Problem >> Exact reproduction is required for all entries.

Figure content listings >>

○ ○ ○ ○ ○ ○ ○

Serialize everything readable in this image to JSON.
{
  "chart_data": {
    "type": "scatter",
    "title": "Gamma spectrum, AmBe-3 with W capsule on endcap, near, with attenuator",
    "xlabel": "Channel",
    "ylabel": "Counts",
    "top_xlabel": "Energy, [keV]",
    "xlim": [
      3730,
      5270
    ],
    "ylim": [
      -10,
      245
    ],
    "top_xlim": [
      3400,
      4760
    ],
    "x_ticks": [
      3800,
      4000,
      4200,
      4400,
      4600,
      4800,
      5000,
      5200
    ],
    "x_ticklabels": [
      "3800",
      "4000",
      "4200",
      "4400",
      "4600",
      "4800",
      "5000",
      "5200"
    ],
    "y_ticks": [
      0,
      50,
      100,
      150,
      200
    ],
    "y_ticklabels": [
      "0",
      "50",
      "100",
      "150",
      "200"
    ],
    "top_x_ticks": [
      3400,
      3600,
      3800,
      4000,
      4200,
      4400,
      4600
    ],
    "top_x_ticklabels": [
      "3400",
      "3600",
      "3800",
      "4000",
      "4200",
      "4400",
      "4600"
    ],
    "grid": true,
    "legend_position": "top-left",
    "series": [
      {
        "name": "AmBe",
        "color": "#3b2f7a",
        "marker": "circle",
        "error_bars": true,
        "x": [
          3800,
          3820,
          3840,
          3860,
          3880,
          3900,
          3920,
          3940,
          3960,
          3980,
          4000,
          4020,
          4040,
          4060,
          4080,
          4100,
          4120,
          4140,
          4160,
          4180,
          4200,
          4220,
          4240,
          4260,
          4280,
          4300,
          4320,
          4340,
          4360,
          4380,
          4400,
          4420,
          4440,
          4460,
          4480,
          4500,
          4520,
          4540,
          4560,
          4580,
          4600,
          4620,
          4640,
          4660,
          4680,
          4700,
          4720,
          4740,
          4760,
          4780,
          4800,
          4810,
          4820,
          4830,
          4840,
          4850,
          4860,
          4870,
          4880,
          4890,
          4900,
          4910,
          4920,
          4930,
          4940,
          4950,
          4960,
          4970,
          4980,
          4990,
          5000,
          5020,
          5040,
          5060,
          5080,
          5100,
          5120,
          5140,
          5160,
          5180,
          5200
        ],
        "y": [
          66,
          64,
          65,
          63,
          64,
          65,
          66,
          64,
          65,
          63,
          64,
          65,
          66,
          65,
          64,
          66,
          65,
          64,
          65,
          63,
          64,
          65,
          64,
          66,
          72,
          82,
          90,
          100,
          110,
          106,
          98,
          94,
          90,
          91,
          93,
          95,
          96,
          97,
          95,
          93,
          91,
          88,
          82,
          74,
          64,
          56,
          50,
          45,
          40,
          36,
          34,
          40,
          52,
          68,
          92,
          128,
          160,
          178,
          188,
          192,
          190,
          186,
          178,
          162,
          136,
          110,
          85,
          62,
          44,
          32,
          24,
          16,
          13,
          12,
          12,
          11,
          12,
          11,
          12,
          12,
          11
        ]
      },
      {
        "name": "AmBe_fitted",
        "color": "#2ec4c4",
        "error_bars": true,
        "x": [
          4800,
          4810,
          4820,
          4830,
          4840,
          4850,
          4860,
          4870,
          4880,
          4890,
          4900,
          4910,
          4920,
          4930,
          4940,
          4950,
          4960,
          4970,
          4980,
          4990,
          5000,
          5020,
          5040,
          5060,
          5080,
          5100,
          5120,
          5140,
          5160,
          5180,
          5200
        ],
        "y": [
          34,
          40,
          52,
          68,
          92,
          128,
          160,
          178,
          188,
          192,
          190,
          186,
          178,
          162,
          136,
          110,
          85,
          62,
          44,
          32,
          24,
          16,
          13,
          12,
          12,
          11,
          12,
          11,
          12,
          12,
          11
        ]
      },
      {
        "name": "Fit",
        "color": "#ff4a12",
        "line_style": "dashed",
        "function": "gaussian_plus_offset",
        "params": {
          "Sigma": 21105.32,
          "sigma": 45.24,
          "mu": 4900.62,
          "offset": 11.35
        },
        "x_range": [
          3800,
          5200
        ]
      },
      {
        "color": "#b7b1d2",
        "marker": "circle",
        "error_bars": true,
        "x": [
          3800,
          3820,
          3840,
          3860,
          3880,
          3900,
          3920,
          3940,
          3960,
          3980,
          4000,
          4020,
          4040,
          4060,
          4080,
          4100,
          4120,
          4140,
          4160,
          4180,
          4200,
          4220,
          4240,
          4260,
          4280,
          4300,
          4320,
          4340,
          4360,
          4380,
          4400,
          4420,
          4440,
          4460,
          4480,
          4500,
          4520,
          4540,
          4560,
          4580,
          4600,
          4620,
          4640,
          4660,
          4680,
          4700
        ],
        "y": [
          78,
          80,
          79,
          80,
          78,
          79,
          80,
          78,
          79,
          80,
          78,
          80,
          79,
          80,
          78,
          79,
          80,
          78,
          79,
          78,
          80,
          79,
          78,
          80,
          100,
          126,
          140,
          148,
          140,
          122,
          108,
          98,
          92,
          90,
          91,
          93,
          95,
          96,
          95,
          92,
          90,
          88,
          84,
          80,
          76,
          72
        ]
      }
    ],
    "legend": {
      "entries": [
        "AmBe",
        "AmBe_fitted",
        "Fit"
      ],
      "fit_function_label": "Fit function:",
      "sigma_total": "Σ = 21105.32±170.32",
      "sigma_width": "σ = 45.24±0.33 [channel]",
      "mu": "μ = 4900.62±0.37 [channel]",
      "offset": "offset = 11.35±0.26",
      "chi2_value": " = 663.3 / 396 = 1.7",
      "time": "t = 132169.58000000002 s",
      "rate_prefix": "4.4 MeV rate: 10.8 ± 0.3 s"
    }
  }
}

○ ○ ○ ○ ○ ○ ○

Exercise answer >>
Serialize everything readable in this image to JSON.
{
  "chart_data": {
    "type": "scatter",
    "title": "Gamma spectrum, AmBe-3 with W capsule on endcap, near, with attenuator",
    "xlabel": "Channel",
    "ylabel": "Counts",
    "top_xlabel": "Energy, [keV]",
    "xlim": [
      3730,
      5270
    ],
    "ylim": [
      -10,
      245
    ],
    "top_xlim": [
      3400,
      4760
    ],
    "x_ticks": [
      3800,
      4000,
      4200,
      4400,
      4600,
      4800,
      5000,
      5200
    ],
    "x_ticklabels": [
      "3800",
      "4000",
      "4200",
      "4400",
      "4600",
      "4800",
      "5000",
      "5200"
    ],
    "y_ticks": [
      0,
      50,
      100,
      150,
      200
    ],
    "y_ticklabels": [
      "0",
      "50",
      "100",
      "150",
      "200"
    ],
    "top_x_ticks": [
      3400,
      3600,
      3800,
      4000,
      4200,
      4400,
      4600
    ],
    "top_x_ticklabels": [
      "3400",
      "3600",
      "3800",
      "4000",
      "4200",
      "4400",
      "4600"
    ],
    "grid": true,
    "legend_position": "top-left",
    "series": [
      {
        "name": "AmBe",
        "color": "#3b2f7a",
        "marker": "circle",
        "error_bars": true,
        "x": [
          3800,
          3820,
          3840,
          3860,
          3880,
          3900,
          3920,
          3940,
          3960,
          3980,
          4000,
          4020,
          4040,
          4060,
          4080,
          4100,
          4120,
          4140,
          4160,
          4180,
          4200,
          4220,
          4240,
          4260,
          4280,
          4300,
          4320,
          4340,
          4360,
          4380,
          4400,
          4420,
          4440,
          4460,
          4480,
          4500,
          4520,
          4540,
          4560,
          4580,
          4600,
          4620,
          4640,
          4660,
          4680,
          4700,
          4720,
          4740,
          4760,
          4780,
          4800,
          4810,
          4820,
          4830,
          4840,
          4850,
          4860,
          4870,
          4880,
          4890,
          4900,
          4910,
          4920,
          4930,
          4940,
          4950,
          4960,
          4970,
          4980,
          4990,
          5000,
          5020,
          5040,
          5060,
          5080,
          5100,
          5120,
          5140,
          5160,
          5180,
          5200
        ],
        "y": [
          66,
          64,
          65,
          63,
          64,
          65,
          66,
          64,
          65,
          63,
          64,
          65,
          66,
          65,
          64,
          66,
          65,
          64,
          65,
          63,
          64,
          65,
          64,
          66,
          72,
          82,
          90,
          100,
          110,
          106,
          98,
          94,
          90,
          91,
          93,
          95,
          96,
          97,
          95,
          93,
          91,
          88,
          82,
          74,
          64,
          56,
          50,
          45,
          40,
          36,
          34,
          40,
          52,
          68,
          92,
          128,
          160,
          178,
          188,
          192,
          190,
          186,
          178,
          162,
          136,
          110,
          85,
          62,
          44,
          32,
          24,
          16,
          13,
          12,
          12,
          11,
          12,
          11,
          12,
          12,
          11
        ]
      },
      {
        "name": "AmBe_fitted",
        "color": "#2ec4c4",
        "error_bars": true,
        "x": [
          4800,
          4810,
          4820,
          4830,
          4840,
          4850,
          4860,
          4870,
          4880,
          4890,
          4900,
          4910,
          4920,
          4930,
          4940,
          4950,
          4960,
          4970,
          4980,
          4990,
          5000,
          5020,
          5040,
          5060,
          5080,
          5100,
          5120,
          5140,
          5160,
          5180,
          5200
        ],
        "y": [
          34,
          40,
          52,
          68,
          92,
          128,
          160,
          178,
          188,
          192,
          190,
          186,
          178,
          162,
          136,
          110,
          85,
          62,
          44,
          32,
          24,
          16,
          13,
          12,
          12,
          11,
          12,
          11,
          12,
          12,
          11
        ]
      },
      {
        "name": "Fit",
        "color": "#ff4a12",
        "line_style": "dashed",
        "function": "gaussian_plus_offset",
        "params": {
          "Sigma": 21105.32,
          "sigma": 45.24,
          "mu": 4900.62,
          "offset": 11.35
        },
        "x_range": [
          3800,
          5200
        ]
      },
      {
        "color": "#b7b1d2",
        "marker": "circle",
        "error_bars": true,
        "x": [
          3800,
          3820,
          3840,
          3860,
          3880,
          3900,
          3920,
          3940,
          3960,
          3980,
          4000,
          4020,
          4040,
          4060,
          4080,
          4100,
          4120,
          4140,
          4160,
          4180,
          4200,
          4220,
          4240,
          4260,
          4280,
          4300,
          4320,
          4340,
          4360,
          4380,
          4400,
          4420,
          4440,
          4460,
          4480,
          4500,
          4520,
          4540,
          4560,
          4580,
          4600,
          4620,
          4640,
          4660,
          4680,
          4700
        ],
        "y": [
          78,
          80,
          79,
          80,
          78,
          79,
          80,
          78,
          79,
          80,
          78,
          80,
          79,
          80,
          78,
          79,
          80,
          78,
          79,
          78,
          80,
          79,
          78,
          80,
          100,
          126,
          140,
          148,
          140,
          122,
          108,
          98,
          92,
          90,
          91,
          93,
          95,
          96,
          95,
          92,
          90,
          88,
          84,
          80,
          76,
          72
        ]
      }
    ],
    "legend": {
      "entries": [
        "AmBe",
        "AmBe_fitted",
        "Fit"
      ],
      "fit_function_label": "Fit function:",
      "sigma_total": "Σ = 21105.32±170.32",
      "sigma_width": "σ = 45.24±0.33 [channel]",
      "mu": "μ = 4900.62±0.37 [channel]",
      "offset": "offset = 11.35±0.26",
      "chi2_value": " = 663.3 / 396 = 1.7",
      "time": "t = 132169.58000000002 s",
      "rate_prefix": "4.4 MeV rate: 10.8 ± 0.3 s"
    }
  }
}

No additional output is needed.